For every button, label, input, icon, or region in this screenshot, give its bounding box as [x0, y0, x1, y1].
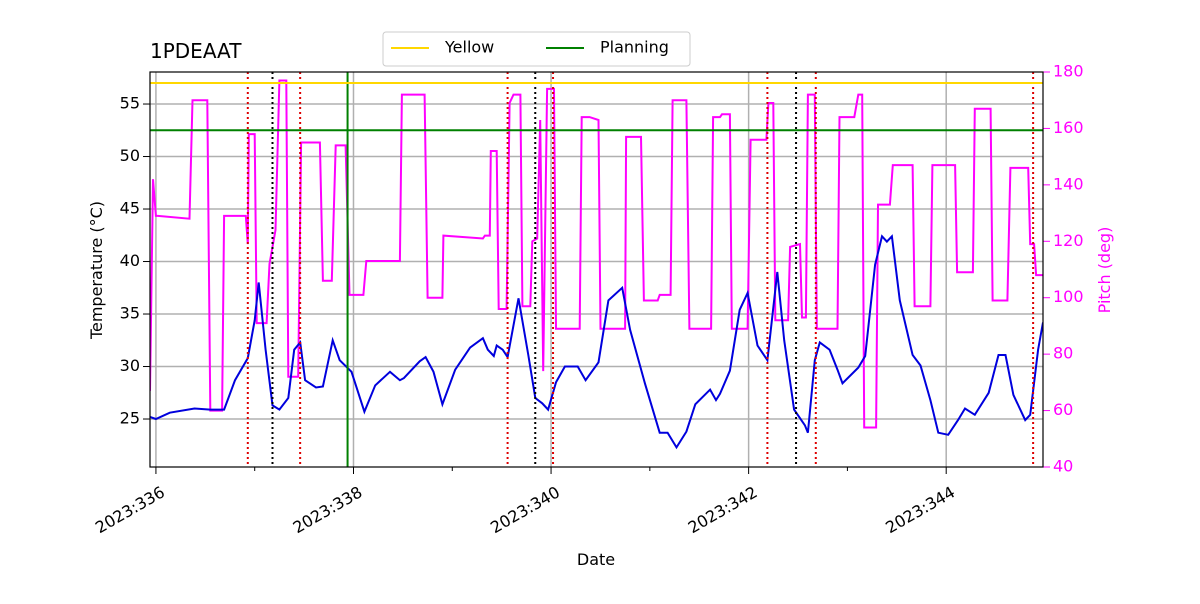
- x-tick-label: 2023:338: [290, 482, 366, 537]
- legend-box: [382, 31, 691, 67]
- x-tick-label: 2023:342: [685, 482, 761, 537]
- y2-tick-label: 120: [1053, 231, 1084, 250]
- y-tick-label: 40: [120, 251, 140, 270]
- data-line: [150, 79, 1043, 429]
- y2-axis-label: Pitch (deg): [1095, 227, 1114, 314]
- data-line: [150, 234, 1043, 450]
- y-tick-label: 55: [120, 94, 140, 113]
- x-tick-label: 2023:336: [92, 482, 168, 537]
- y-tick-label: 45: [120, 199, 140, 218]
- y2-tick-label: 100: [1053, 287, 1084, 306]
- y-tick-label: 30: [120, 356, 140, 375]
- plot-frame: [149, 71, 1044, 468]
- y-axis-label: Temperature (°C): [87, 201, 106, 340]
- x-tick-label: 2023:344: [882, 482, 958, 537]
- y2-tick-label: 60: [1053, 400, 1073, 419]
- x-axis-label: Date: [577, 550, 615, 569]
- y2-tick-label: 80: [1053, 344, 1073, 363]
- y2-tick-label: 180: [1053, 62, 1084, 81]
- y-tick-label: 50: [120, 146, 140, 165]
- chart-title: 1PDEAAT: [150, 39, 242, 63]
- y-tick-label: 25: [120, 409, 140, 428]
- legend-label: Yellow: [444, 38, 494, 57]
- y2-tick-label: 40: [1053, 457, 1073, 476]
- y-tick-label: 35: [120, 304, 140, 323]
- y2-tick-label: 160: [1053, 118, 1084, 137]
- x-tick-label: 2023:340: [487, 482, 563, 537]
- legend: Yellow Planning: [382, 31, 691, 67]
- y2-tick-label: 140: [1053, 174, 1084, 193]
- legend-label: Planning: [600, 38, 669, 57]
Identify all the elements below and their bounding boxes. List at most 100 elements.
-------------------------
= Written request =
Copy out all of the items above word for word, keeping every line as it appears, but leave out the pictures.

= Response for this exercise =
For every button, label, input, icon, or region in this screenshot, give its bounding box as [x0, y0, x1, y1].
- x-tick-label: 2023:338: [290, 482, 366, 537]
- legend-box: [382, 31, 691, 67]
- x-tick-label: 2023:342: [685, 482, 761, 537]
- y2-tick-label: 120: [1053, 231, 1084, 250]
- y-tick-label: 40: [120, 251, 140, 270]
- data-line: [150, 79, 1043, 429]
- y2-axis-label: Pitch (deg): [1095, 227, 1114, 314]
- data-line: [150, 234, 1043, 450]
- y-tick-label: 55: [120, 94, 140, 113]
- x-tick-label: 2023:336: [92, 482, 168, 537]
- y-tick-label: 45: [120, 199, 140, 218]
- y2-tick-label: 100: [1053, 287, 1084, 306]
- y-tick-label: 30: [120, 356, 140, 375]
- plot-frame: [149, 71, 1044, 468]
- y-axis-label: Temperature (°C): [87, 201, 106, 340]
- x-tick-label: 2023:344: [882, 482, 958, 537]
- y2-tick-label: 60: [1053, 400, 1073, 419]
- x-axis-label: Date: [577, 550, 615, 569]
- y2-tick-label: 80: [1053, 344, 1073, 363]
- y2-tick-label: 180: [1053, 62, 1084, 81]
- y-tick-label: 50: [120, 146, 140, 165]
- chart-title: 1PDEAAT: [150, 39, 242, 63]
- y-tick-label: 25: [120, 409, 140, 428]
- legend-label: Yellow: [444, 38, 494, 57]
- y2-tick-label: 40: [1053, 457, 1073, 476]
- y-tick-label: 35: [120, 304, 140, 323]
- y2-tick-label: 160: [1053, 118, 1084, 137]
- x-tick-label: 2023:340: [487, 482, 563, 537]
- legend: Yellow Planning: [382, 31, 691, 67]
- y2-tick-label: 140: [1053, 174, 1084, 193]
- legend-label: Planning: [600, 38, 669, 57]
Identify all the elements below and their bounding boxes. List at most 100 elements.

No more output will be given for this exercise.